> **Request**:
Repeat the material below exactly, line for line.

>> start Data records

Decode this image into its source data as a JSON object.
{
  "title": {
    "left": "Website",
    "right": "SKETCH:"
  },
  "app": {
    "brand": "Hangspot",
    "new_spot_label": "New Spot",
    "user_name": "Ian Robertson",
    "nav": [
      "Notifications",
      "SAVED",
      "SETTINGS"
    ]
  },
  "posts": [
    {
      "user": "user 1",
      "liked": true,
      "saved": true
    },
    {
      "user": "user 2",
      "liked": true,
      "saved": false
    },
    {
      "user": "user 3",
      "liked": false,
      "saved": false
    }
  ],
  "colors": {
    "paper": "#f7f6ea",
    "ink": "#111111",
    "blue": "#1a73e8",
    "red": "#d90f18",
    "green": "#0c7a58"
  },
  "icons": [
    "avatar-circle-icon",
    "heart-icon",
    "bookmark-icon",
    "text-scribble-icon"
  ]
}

>> end Data records

> **In response**:
Decode this image into its source data as a JSON object.
{
  "title": {
    "left": "Website",
    "right": "SKETCH:"
  },
  "app": {
    "brand": "Hangspot",
    "new_spot_label": "New Spot",
    "user_name": "Ian Robertson",
    "nav": [
      "Notifications",
      "SAVED",
      "SETTINGS"
    ]
  },
  "posts": [
    {
      "user": "user 1",
      "liked": true,
      "saved": true
    },
    {
      "user": "user 2",
      "liked": true,
      "saved": false
    },
    {
      "user": "user 3",
      "liked": false,
      "saved": false
    }
  ],
  "colors": {
    "paper": "#f7f6ea",
    "ink": "#111111",
    "blue": "#1a73e8",
    "red": "#d90f18",
    "green": "#0c7a58"
  },
  "icons": [
    "avatar-circle-icon",
    "heart-icon",
    "bookmark-icon",
    "text-scribble-icon"
  ]
}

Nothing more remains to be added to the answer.